◆ **GOAL**
All lines in which the word "ylabel" occurs are to be extracted.

◆ **Records contained in a dataset**
* * * * * * *

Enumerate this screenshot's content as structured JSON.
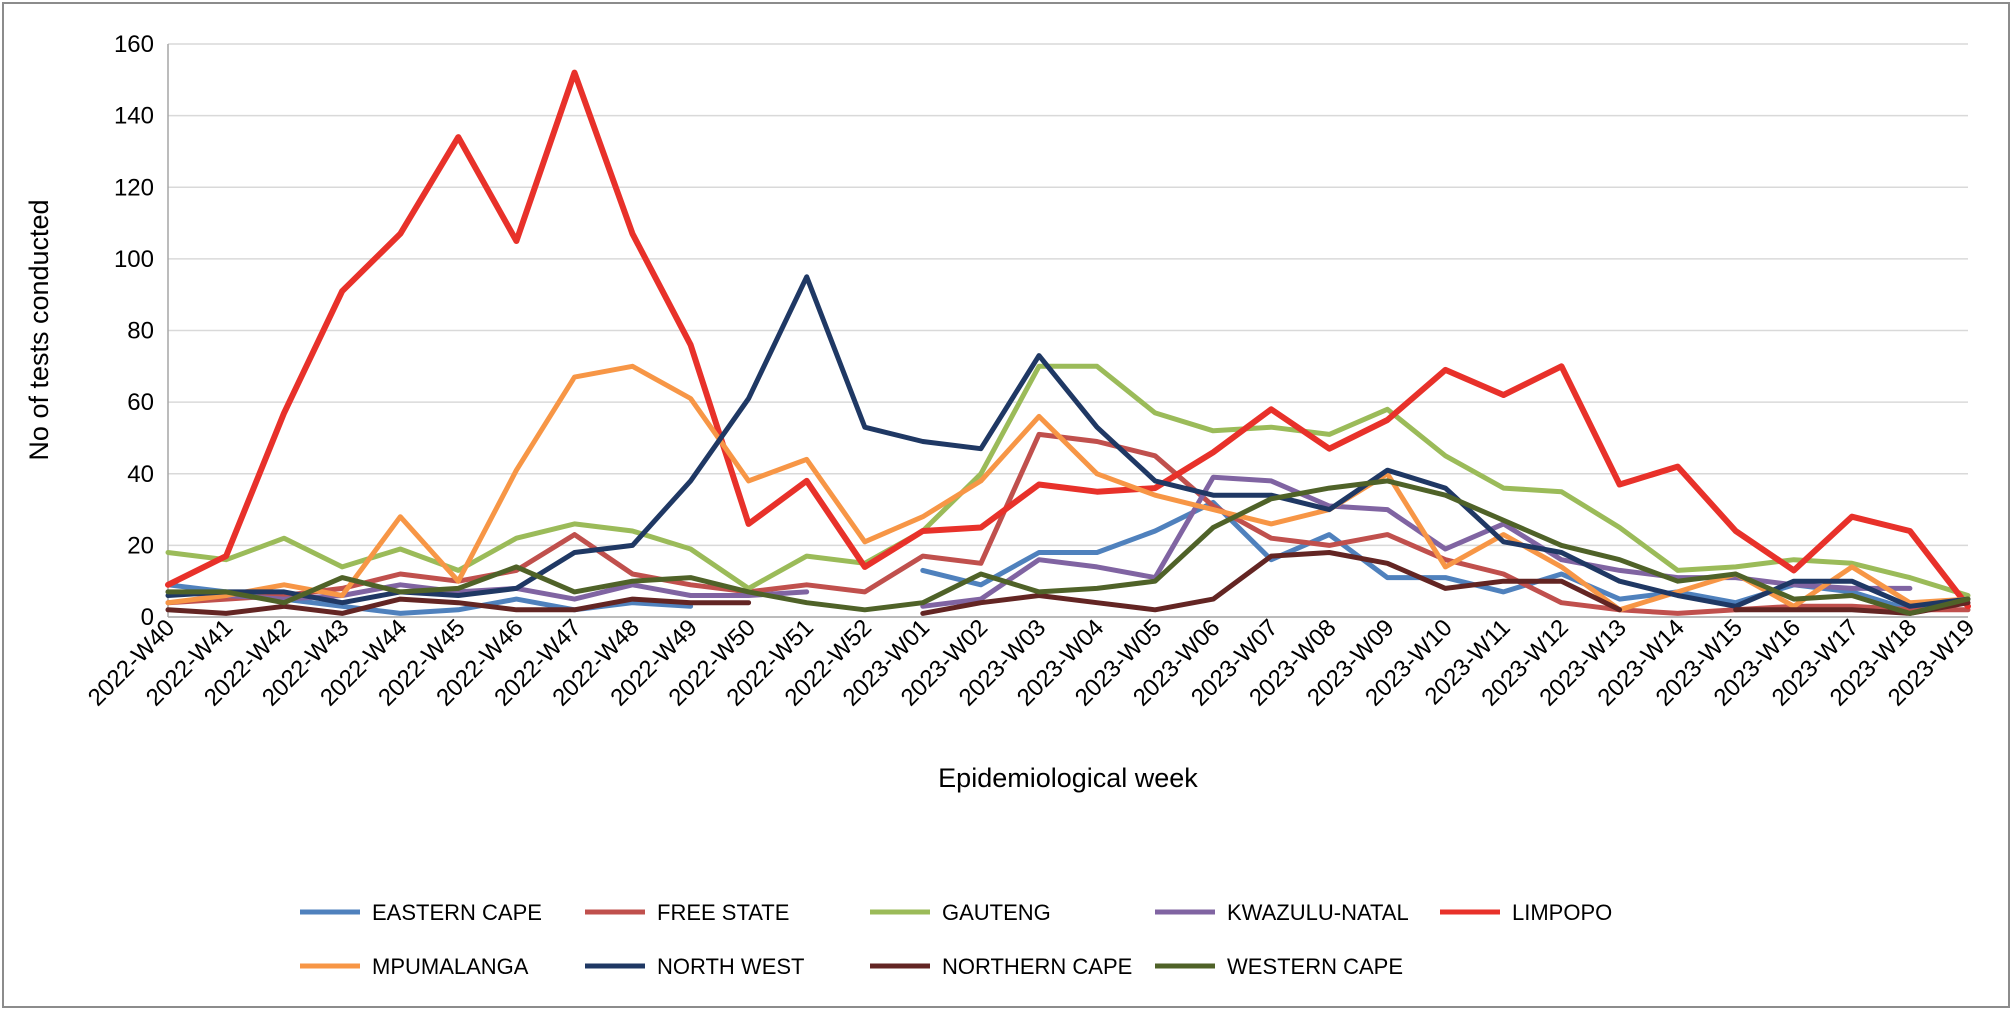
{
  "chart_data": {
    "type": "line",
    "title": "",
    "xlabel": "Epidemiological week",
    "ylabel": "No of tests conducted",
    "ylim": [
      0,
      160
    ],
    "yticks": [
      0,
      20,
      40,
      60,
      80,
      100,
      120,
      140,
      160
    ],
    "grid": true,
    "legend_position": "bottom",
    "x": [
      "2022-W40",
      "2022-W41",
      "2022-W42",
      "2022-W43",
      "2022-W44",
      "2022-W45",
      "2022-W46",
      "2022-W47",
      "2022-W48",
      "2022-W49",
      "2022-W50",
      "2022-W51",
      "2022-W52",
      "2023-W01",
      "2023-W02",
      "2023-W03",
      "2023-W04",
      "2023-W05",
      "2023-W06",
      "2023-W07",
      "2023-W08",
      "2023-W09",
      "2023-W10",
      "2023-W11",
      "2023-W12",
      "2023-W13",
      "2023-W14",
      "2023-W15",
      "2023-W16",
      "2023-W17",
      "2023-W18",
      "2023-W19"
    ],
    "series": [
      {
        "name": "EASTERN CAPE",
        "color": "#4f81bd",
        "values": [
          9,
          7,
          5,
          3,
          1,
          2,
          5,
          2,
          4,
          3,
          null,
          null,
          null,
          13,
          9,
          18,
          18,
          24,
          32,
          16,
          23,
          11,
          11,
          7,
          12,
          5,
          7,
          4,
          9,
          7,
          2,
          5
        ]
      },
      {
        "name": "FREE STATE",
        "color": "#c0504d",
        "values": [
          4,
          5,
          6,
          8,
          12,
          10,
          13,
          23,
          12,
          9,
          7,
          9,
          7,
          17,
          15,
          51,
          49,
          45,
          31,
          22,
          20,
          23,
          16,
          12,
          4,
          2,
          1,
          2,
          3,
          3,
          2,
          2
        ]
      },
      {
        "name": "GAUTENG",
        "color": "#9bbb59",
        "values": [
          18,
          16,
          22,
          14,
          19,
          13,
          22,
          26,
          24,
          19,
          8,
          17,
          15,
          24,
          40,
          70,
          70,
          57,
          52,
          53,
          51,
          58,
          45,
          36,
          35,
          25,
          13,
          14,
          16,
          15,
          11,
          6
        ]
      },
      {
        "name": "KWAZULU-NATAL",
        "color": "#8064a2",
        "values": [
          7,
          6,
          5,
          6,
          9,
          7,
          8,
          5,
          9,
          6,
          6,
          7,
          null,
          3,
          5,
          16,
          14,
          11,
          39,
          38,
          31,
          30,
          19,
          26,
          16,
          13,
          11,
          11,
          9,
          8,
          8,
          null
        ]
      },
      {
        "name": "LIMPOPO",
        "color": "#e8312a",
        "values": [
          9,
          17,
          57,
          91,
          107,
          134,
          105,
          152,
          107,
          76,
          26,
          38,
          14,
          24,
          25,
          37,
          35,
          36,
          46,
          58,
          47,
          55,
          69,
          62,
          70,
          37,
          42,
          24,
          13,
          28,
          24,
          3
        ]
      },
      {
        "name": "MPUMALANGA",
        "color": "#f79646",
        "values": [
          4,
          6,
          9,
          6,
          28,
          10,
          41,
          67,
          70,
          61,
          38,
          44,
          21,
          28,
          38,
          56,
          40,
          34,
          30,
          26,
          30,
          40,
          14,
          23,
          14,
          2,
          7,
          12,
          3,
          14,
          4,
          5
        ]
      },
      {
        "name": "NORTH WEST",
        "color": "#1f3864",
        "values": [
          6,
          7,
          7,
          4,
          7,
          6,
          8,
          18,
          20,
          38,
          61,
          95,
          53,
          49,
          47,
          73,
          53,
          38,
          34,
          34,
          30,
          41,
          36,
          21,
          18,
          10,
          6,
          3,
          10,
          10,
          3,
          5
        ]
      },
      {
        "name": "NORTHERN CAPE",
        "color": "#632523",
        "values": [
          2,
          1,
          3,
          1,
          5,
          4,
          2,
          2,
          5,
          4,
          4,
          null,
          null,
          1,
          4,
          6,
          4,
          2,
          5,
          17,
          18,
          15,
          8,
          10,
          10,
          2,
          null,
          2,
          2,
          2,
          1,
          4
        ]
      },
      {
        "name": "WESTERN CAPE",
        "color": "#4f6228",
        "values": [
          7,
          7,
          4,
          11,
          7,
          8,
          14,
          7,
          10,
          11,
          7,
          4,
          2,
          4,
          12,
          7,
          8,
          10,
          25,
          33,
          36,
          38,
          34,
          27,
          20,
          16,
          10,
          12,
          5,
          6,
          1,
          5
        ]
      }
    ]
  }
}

* * * * * * *

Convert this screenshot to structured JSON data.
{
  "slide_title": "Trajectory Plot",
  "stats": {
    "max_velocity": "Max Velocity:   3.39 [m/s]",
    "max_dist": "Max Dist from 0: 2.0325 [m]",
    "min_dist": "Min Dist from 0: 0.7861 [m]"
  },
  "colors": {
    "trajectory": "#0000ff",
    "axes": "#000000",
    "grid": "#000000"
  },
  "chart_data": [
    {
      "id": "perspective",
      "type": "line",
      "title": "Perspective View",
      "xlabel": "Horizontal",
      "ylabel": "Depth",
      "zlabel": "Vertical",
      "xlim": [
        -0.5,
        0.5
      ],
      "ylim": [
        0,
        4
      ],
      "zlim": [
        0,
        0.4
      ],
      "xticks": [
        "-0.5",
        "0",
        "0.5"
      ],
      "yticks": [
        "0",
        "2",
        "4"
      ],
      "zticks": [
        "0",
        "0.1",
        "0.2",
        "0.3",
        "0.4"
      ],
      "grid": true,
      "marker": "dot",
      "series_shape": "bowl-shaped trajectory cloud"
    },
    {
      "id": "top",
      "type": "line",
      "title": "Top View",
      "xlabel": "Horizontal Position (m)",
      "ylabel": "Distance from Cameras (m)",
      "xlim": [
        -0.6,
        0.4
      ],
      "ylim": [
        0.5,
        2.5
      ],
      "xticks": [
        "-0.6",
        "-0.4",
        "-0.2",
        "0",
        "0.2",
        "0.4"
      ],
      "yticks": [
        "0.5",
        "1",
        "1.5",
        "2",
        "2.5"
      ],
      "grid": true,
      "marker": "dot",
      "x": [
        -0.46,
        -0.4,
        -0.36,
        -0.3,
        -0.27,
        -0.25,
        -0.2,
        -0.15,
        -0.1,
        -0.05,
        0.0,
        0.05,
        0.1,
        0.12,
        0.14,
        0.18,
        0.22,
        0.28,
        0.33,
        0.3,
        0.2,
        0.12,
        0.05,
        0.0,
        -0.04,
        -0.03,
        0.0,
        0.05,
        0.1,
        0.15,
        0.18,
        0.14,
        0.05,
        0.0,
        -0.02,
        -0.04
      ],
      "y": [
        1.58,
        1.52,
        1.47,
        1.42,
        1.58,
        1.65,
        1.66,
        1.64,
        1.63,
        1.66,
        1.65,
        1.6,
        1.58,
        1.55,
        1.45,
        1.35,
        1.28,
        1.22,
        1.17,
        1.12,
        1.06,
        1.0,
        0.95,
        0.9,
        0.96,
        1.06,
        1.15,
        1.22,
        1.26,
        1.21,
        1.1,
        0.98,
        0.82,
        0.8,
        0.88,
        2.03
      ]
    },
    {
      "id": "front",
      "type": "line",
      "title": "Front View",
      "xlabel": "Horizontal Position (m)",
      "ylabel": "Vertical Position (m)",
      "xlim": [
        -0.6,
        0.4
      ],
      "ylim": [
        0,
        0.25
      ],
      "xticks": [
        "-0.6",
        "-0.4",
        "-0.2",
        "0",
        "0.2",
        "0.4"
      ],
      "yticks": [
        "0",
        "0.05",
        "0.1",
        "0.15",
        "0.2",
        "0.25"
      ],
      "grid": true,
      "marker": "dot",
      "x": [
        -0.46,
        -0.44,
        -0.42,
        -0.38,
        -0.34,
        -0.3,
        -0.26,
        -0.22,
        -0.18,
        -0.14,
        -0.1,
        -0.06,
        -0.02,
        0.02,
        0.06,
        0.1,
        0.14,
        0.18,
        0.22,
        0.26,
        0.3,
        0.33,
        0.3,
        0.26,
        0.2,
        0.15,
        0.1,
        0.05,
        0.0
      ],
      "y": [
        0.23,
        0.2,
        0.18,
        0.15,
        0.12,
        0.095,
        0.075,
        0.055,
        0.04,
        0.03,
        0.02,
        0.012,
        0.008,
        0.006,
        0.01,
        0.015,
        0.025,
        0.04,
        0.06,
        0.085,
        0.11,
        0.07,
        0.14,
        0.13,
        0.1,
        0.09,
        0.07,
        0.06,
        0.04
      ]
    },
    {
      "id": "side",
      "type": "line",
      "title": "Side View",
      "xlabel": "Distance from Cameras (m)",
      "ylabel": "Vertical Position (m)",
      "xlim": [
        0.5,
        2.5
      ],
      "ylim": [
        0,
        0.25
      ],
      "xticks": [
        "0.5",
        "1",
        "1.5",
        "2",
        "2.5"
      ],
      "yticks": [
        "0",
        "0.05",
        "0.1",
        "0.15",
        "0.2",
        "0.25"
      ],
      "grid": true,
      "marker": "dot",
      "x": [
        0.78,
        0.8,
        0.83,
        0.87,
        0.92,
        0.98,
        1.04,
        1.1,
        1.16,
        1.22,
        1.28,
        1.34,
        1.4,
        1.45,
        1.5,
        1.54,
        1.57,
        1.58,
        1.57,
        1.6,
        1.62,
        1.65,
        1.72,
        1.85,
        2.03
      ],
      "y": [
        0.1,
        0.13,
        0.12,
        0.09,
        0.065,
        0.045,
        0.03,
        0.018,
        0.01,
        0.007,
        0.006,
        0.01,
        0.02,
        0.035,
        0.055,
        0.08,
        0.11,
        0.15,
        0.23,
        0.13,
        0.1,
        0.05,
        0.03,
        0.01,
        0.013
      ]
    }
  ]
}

* * * * * * *

◆ **EXERCISE SOLUTION**
    "ylabel": "No of tests conducted",
      "ylabel": "Depth",
      "ylabel": "Distance from Cameras (m)",
      "ylabel": "Vertical Position (m)",
      "ylabel": "Vertical Position (m)",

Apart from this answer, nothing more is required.